Write out all of the entries exactly as given.

-- begin EXERCISE DATA --

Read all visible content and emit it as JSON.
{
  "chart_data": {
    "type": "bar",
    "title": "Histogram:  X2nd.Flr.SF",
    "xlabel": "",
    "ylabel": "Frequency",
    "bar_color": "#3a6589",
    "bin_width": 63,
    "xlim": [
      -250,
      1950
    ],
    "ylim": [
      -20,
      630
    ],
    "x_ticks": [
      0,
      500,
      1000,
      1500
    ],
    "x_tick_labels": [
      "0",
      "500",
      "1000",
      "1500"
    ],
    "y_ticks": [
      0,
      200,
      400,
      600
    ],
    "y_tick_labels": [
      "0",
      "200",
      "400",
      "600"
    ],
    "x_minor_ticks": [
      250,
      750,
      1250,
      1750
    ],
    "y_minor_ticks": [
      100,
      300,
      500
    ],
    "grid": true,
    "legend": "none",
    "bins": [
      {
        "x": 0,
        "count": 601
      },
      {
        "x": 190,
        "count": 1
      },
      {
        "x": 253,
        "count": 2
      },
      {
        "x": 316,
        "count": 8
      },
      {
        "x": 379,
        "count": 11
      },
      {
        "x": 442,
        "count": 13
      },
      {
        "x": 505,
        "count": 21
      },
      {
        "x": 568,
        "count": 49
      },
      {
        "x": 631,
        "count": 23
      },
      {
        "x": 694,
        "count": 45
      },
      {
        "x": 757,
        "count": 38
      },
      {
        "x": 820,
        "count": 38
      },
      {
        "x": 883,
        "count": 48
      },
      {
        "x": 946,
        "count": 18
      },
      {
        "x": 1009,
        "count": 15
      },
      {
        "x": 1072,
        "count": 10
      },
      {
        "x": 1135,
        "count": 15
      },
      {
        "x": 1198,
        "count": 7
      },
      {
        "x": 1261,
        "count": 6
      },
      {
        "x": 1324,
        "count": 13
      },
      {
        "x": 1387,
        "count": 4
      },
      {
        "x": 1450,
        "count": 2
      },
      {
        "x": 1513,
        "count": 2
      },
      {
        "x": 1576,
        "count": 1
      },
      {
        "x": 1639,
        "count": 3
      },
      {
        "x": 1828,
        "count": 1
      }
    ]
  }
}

-- end EXERCISE DATA --

SOLUTION:
Read all visible content and emit it as JSON.
{
  "chart_data": {
    "type": "bar",
    "title": "Histogram:  X2nd.Flr.SF",
    "xlabel": "",
    "ylabel": "Frequency",
    "bar_color": "#3a6589",
    "bin_width": 63,
    "xlim": [
      -250,
      1950
    ],
    "ylim": [
      -20,
      630
    ],
    "x_ticks": [
      0,
      500,
      1000,
      1500
    ],
    "x_tick_labels": [
      "0",
      "500",
      "1000",
      "1500"
    ],
    "y_ticks": [
      0,
      200,
      400,
      600
    ],
    "y_tick_labels": [
      "0",
      "200",
      "400",
      "600"
    ],
    "x_minor_ticks": [
      250,
      750,
      1250,
      1750
    ],
    "y_minor_ticks": [
      100,
      300,
      500
    ],
    "grid": true,
    "legend": "none",
    "bins": [
      {
        "x": 0,
        "count": 601
      },
      {
        "x": 190,
        "count": 1
      },
      {
        "x": 253,
        "count": 2
      },
      {
        "x": 316,
        "count": 8
      },
      {
        "x": 379,
        "count": 11
      },
      {
        "x": 442,
        "count": 13
      },
      {
        "x": 505,
        "count": 21
      },
      {
        "x": 568,
        "count": 49
      },
      {
        "x": 631,
        "count": 23
      },
      {
        "x": 694,
        "count": 45
      },
      {
        "x": 757,
        "count": 38
      },
      {
        "x": 820,
        "count": 38
      },
      {
        "x": 883,
        "count": 48
      },
      {
        "x": 946,
        "count": 18
      },
      {
        "x": 1009,
        "count": 15
      },
      {
        "x": 1072,
        "count": 10
      },
      {
        "x": 1135,
        "count": 15
      },
      {
        "x": 1198,
        "count": 7
      },
      {
        "x": 1261,
        "count": 6
      },
      {
        "x": 1324,
        "count": 13
      },
      {
        "x": 1387,
        "count": 4
      },
      {
        "x": 1450,
        "count": 2
      },
      {
        "x": 1513,
        "count": 2
      },
      {
        "x": 1576,
        "count": 1
      },
      {
        "x": 1639,
        "count": 3
      },
      {
        "x": 1828,
        "count": 1
      }
    ]
  }
}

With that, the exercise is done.